→ **Exercise goal**
Each line of the material below that holds the word "JSON" needs to be copied.

+++++

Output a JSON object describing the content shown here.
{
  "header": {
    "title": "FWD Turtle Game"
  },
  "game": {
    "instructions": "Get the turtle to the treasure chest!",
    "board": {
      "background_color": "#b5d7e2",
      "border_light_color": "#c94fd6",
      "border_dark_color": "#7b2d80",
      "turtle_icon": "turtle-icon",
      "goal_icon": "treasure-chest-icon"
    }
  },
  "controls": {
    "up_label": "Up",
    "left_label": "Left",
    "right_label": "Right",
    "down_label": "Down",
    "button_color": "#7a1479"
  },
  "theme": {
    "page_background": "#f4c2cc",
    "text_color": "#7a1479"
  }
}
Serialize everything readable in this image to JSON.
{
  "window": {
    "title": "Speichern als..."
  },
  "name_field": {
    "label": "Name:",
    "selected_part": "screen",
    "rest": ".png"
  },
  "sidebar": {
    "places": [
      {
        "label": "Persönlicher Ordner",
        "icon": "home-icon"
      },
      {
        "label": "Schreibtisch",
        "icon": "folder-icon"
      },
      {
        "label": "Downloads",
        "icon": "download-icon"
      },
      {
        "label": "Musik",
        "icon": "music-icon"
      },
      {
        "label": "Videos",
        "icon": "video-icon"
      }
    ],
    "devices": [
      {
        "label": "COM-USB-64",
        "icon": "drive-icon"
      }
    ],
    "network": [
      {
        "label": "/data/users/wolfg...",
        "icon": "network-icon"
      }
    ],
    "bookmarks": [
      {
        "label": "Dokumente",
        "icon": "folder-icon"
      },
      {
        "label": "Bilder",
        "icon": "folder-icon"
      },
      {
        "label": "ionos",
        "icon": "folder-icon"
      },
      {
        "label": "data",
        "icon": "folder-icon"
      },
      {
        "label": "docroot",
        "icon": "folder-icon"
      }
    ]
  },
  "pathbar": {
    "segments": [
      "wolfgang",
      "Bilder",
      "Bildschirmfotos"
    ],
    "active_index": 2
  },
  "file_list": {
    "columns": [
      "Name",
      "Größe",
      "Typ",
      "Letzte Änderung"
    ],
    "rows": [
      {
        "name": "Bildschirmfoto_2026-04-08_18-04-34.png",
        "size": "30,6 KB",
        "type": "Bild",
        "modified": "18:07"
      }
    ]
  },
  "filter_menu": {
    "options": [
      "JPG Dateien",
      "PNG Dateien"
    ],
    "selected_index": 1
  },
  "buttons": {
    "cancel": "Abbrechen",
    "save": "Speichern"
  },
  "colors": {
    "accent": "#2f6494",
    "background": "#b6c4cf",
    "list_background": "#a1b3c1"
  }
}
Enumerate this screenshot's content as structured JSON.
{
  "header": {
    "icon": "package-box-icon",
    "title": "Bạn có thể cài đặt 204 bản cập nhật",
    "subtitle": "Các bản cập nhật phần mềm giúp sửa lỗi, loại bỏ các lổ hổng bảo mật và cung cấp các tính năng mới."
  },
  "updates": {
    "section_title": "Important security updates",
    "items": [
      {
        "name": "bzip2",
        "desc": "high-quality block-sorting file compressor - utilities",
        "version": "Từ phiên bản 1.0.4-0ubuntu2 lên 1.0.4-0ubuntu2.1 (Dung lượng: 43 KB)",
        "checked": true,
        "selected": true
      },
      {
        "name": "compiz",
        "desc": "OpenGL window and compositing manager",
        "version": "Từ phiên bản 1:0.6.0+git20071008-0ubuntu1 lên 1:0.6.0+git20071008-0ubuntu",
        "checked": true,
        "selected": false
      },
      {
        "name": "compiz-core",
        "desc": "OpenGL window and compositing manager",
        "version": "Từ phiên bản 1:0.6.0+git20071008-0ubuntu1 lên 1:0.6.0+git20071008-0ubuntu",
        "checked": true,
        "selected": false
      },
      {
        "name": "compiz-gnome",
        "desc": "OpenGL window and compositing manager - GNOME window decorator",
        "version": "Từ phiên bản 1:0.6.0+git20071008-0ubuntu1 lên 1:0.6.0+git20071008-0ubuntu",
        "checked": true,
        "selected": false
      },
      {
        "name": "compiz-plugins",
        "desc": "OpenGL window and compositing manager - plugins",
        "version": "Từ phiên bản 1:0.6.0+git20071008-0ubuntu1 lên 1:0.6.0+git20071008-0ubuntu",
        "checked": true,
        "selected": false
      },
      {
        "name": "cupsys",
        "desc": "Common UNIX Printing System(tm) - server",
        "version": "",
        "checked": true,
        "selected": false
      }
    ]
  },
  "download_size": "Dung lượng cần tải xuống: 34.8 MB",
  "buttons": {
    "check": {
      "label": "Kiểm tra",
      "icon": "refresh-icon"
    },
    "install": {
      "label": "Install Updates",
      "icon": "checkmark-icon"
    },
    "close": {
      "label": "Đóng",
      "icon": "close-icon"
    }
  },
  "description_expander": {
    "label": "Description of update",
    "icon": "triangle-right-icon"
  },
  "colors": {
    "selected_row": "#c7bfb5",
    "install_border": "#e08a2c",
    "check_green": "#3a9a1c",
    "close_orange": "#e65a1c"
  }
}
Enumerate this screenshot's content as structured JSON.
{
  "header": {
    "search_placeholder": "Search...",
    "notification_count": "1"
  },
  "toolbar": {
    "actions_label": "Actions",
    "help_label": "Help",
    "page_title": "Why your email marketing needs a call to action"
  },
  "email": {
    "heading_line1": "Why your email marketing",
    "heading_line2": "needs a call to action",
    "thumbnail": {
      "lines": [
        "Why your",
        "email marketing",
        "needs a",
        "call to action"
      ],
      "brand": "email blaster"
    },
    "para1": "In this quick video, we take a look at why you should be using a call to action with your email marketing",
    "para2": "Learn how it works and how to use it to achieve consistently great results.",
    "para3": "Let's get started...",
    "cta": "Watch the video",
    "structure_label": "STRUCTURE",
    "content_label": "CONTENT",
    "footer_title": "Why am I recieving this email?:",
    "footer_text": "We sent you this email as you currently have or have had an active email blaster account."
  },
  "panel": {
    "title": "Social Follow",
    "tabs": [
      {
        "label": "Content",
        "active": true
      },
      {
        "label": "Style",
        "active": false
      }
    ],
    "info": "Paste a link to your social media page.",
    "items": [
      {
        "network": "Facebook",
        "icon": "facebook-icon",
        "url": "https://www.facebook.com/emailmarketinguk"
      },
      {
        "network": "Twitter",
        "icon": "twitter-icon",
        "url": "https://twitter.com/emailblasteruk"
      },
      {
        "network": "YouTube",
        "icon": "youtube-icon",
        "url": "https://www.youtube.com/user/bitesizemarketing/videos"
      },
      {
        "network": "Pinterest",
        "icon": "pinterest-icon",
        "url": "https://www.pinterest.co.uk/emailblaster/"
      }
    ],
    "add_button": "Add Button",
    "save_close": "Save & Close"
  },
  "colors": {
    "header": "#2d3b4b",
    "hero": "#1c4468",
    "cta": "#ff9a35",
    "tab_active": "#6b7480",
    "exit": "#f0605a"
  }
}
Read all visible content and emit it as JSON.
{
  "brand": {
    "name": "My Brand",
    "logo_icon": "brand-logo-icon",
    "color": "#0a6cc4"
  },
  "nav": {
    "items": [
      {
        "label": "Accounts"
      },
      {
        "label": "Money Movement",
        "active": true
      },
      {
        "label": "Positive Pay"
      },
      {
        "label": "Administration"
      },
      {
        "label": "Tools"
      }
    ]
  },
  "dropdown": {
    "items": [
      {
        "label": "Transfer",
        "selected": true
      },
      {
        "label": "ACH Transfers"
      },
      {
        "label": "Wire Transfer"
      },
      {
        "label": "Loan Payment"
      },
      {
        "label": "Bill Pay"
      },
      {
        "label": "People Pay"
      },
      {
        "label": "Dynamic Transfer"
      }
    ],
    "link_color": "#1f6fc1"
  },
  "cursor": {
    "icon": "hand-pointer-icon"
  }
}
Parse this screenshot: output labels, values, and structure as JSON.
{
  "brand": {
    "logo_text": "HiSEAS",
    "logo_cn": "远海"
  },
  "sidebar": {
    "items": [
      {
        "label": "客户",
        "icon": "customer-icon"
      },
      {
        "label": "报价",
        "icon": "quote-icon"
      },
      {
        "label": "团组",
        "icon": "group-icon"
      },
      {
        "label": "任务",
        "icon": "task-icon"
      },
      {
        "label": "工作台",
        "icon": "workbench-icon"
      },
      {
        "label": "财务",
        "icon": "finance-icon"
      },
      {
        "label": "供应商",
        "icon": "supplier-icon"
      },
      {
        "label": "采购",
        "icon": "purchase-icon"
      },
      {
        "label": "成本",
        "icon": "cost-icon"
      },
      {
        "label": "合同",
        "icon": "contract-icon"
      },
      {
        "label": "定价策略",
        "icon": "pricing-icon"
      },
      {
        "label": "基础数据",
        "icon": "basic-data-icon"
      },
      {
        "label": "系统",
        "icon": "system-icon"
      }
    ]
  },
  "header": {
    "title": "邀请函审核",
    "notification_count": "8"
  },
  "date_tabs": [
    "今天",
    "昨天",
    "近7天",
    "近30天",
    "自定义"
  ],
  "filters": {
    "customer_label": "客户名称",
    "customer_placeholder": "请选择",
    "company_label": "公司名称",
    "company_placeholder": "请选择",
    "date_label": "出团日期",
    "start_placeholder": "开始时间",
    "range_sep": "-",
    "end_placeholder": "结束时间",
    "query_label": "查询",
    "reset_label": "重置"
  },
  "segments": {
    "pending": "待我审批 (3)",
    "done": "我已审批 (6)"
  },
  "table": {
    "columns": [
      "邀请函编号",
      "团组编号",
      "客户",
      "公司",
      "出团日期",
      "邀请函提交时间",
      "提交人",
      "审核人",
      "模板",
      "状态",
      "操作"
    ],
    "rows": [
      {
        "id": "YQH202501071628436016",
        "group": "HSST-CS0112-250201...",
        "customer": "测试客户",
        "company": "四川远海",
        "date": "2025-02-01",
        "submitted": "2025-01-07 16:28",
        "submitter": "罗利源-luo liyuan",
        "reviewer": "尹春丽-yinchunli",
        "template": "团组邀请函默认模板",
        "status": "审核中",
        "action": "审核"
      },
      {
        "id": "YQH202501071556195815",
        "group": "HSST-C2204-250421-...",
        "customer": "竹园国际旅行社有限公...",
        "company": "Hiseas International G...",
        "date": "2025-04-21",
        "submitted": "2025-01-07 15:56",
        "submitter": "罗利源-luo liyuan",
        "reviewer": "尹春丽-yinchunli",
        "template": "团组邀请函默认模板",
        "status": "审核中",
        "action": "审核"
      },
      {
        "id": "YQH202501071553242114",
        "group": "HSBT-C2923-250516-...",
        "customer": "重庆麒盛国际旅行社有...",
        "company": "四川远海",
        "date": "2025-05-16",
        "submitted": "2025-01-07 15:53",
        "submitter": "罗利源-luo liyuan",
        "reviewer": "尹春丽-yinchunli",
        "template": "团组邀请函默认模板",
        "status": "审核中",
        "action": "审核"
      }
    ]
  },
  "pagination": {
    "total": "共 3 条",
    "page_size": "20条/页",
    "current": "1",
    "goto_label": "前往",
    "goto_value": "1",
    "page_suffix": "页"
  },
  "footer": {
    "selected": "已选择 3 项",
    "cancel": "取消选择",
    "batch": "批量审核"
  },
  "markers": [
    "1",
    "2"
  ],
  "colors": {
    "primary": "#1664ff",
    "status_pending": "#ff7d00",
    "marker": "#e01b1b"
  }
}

+++++

→ **Result for this exercise**
Output a JSON object describing the content shown here.
Serialize everything readable in this image to JSON.
Enumerate this screenshot's content as structured JSON.
Enumerate this screenshot's content as structured JSON.
Read all visible content and emit it as JSON.
Parse this screenshot: output labels, values, and structure as JSON.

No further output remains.